Copy every entry exactly as given, minus the images.

##### RECORDS SHOWN #####

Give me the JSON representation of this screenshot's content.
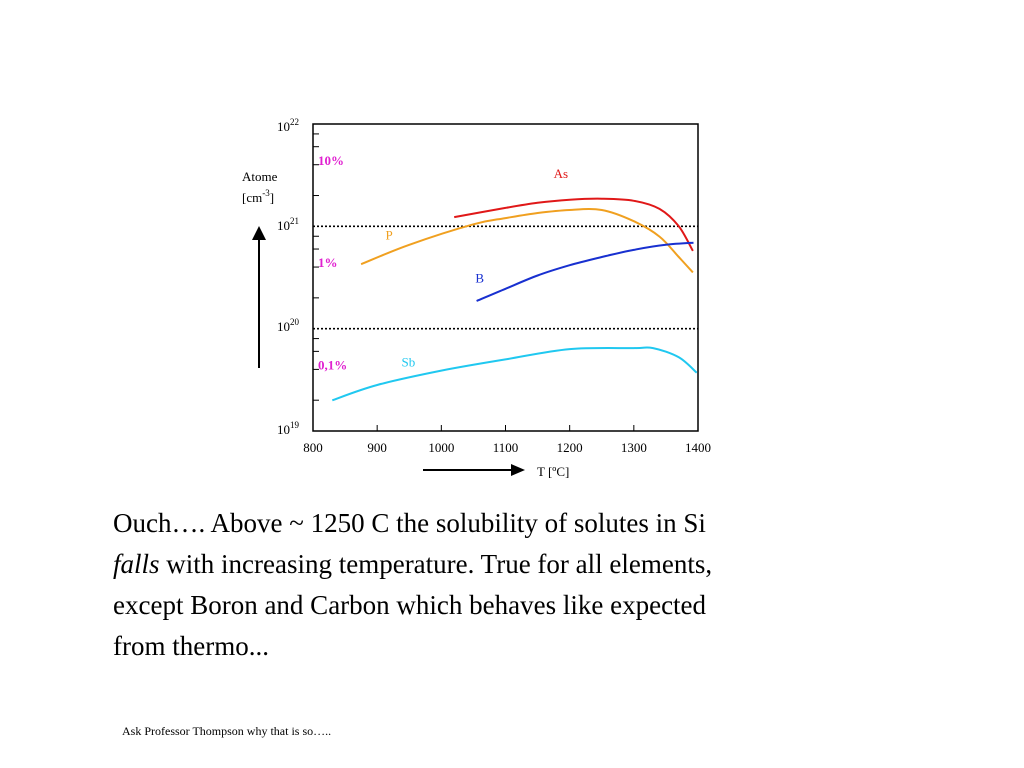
{
  "chart_data": {
    "type": "line",
    "ylabel": {
      "line1": "Atome",
      "line2_base": "[cm",
      "line2_sup": "-3",
      "line2_end": "]"
    },
    "xlabel": "T [ºC]",
    "xlim": [
      800,
      1400
    ],
    "xticks": [
      800,
      900,
      1000,
      1100,
      1200,
      1300,
      1400
    ],
    "ylim_log10": [
      19,
      22
    ],
    "y_scale": "log",
    "yticks": [
      {
        "base": "10",
        "exp": "22",
        "value": 22
      },
      {
        "base": "10",
        "exp": "21",
        "value": 21
      },
      {
        "base": "10",
        "exp": "20",
        "value": 20
      },
      {
        "base": "10",
        "exp": "19",
        "value": 19
      }
    ],
    "reference_lines": [
      {
        "y_log10": 21,
        "style": "dotted"
      },
      {
        "y_log10": 20,
        "style": "dotted"
      }
    ],
    "percent_labels": [
      {
        "text": "10%",
        "y_log10": 21.65
      },
      {
        "text": "1%",
        "y_log10": 20.65
      },
      {
        "text": "0,1%",
        "y_log10": 19.65
      }
    ],
    "percent_label_color": "#e020d0",
    "series": [
      {
        "name": "As",
        "color": "#e01818",
        "x": [
          1020,
          1100,
          1150,
          1200,
          1250,
          1300,
          1340,
          1370,
          1392
        ],
        "y_log10": [
          21.09,
          21.18,
          21.23,
          21.26,
          21.27,
          21.25,
          21.17,
          21.0,
          20.76
        ]
      },
      {
        "name": "P",
        "color": "#f0a020",
        "x": [
          875,
          950,
          1050,
          1100,
          1150,
          1200,
          1250,
          1300,
          1340,
          1370,
          1392
        ],
        "y_log10": [
          20.63,
          20.82,
          21.02,
          21.08,
          21.13,
          21.16,
          21.16,
          21.05,
          20.9,
          20.7,
          20.55
        ]
      },
      {
        "name": "B",
        "color": "#1830d0",
        "x": [
          1055,
          1100,
          1150,
          1200,
          1250,
          1300,
          1350,
          1393
        ],
        "y_log10": [
          20.27,
          20.39,
          20.52,
          20.62,
          20.7,
          20.77,
          20.82,
          20.84
        ]
      },
      {
        "name": "Sb",
        "color": "#20c8f0",
        "x": [
          830,
          900,
          1000,
          1100,
          1200,
          1300,
          1330,
          1370,
          1398
        ],
        "y_log10": [
          19.3,
          19.45,
          19.59,
          19.7,
          19.8,
          19.81,
          19.81,
          19.72,
          19.57
        ]
      }
    ]
  },
  "text": {
    "line1": "Ouch…. Above ~ 1250 C the solubility of solutes in Si",
    "line2_italic": "falls",
    "line2_rest": " with increasing temperature. True for all elements,",
    "line3": "except Boron and Carbon which behaves like expected",
    "line4": "from thermo...",
    "footnote": "Ask Professor Thompson why that is so….."
  }
}
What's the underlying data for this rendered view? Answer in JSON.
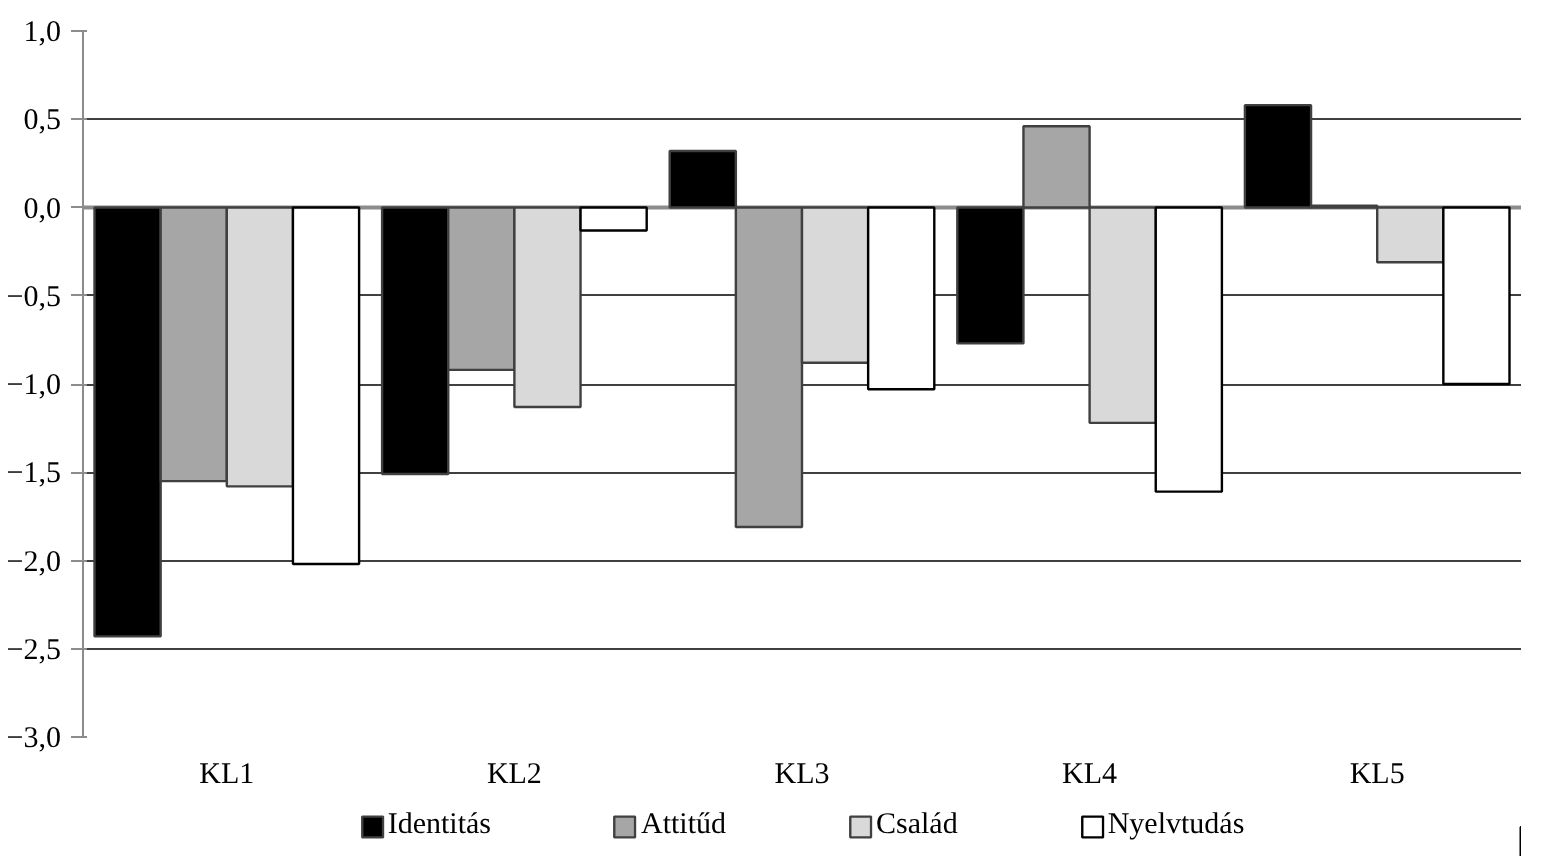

#####

## RESPONSE TO THIS TASK
Give me the JSON representation of this screenshot's content.
{
  "chart_data": {
    "type": "line",
    "ylabel": {
      "line1": "Atome",
      "line2_base": "[cm",
      "line2_sup": "-3",
      "line2_end": "]"
    },
    "xlabel": "T [ºC]",
    "xlim": [
      800,
      1400
    ],
    "xticks": [
      800,
      900,
      1000,
      1100,
      1200,
      1300,
      1400
    ],
    "ylim_log10": [
      19,
      22
    ],
    "y_scale": "log",
    "yticks": [
      {
        "base": "10",
        "exp": "22",
        "value": 22
      },
      {
        "base": "10",
        "exp": "21",
        "value": 21
      },
      {
        "base": "10",
        "exp": "20",
        "value": 20
      },
      {
        "base": "10",
        "exp": "19",
        "value": 19
      }
    ],
    "reference_lines": [
      {
        "y_log10": 21,
        "style": "dotted"
      },
      {
        "y_log10": 20,
        "style": "dotted"
      }
    ],
    "percent_labels": [
      {
        "text": "10%",
        "y_log10": 21.65
      },
      {
        "text": "1%",
        "y_log10": 20.65
      },
      {
        "text": "0,1%",
        "y_log10": 19.65
      }
    ],
    "percent_label_color": "#e020d0",
    "series": [
      {
        "name": "As",
        "color": "#e01818",
        "x": [
          1020,
          1100,
          1150,
          1200,
          1250,
          1300,
          1340,
          1370,
          1392
        ],
        "y_log10": [
          21.09,
          21.18,
          21.23,
          21.26,
          21.27,
          21.25,
          21.17,
          21.0,
          20.76
        ]
      },
      {
        "name": "P",
        "color": "#f0a020",
        "x": [
          875,
          950,
          1050,
          1100,
          1150,
          1200,
          1250,
          1300,
          1340,
          1370,
          1392
        ],
        "y_log10": [
          20.63,
          20.82,
          21.02,
          21.08,
          21.13,
          21.16,
          21.16,
          21.05,
          20.9,
          20.7,
          20.55
        ]
      },
      {
        "name": "B",
        "color": "#1830d0",
        "x": [
          1055,
          1100,
          1150,
          1200,
          1250,
          1300,
          1350,
          1393
        ],
        "y_log10": [
          20.27,
          20.39,
          20.52,
          20.62,
          20.7,
          20.77,
          20.82,
          20.84
        ]
      },
      {
        "name": "Sb",
        "color": "#20c8f0",
        "x": [
          830,
          900,
          1000,
          1100,
          1200,
          1300,
          1330,
          1370,
          1398
        ],
        "y_log10": [
          19.3,
          19.45,
          19.59,
          19.7,
          19.8,
          19.81,
          19.81,
          19.72,
          19.57
        ]
      }
    ]
  },
  "text": {
    "line1": "Ouch…. Above ~ 1250 C the solubility of solutes in Si",
    "line2_italic": "falls",
    "line2_rest": " with increasing temperature. True for all elements,",
    "line3": "except Boron and Carbon which behaves like expected",
    "line4": "from thermo...",
    "footnote": "Ask Professor Thompson why that is so….."
  }
}
What's the underlying data for this rendered view? Answer in JSON.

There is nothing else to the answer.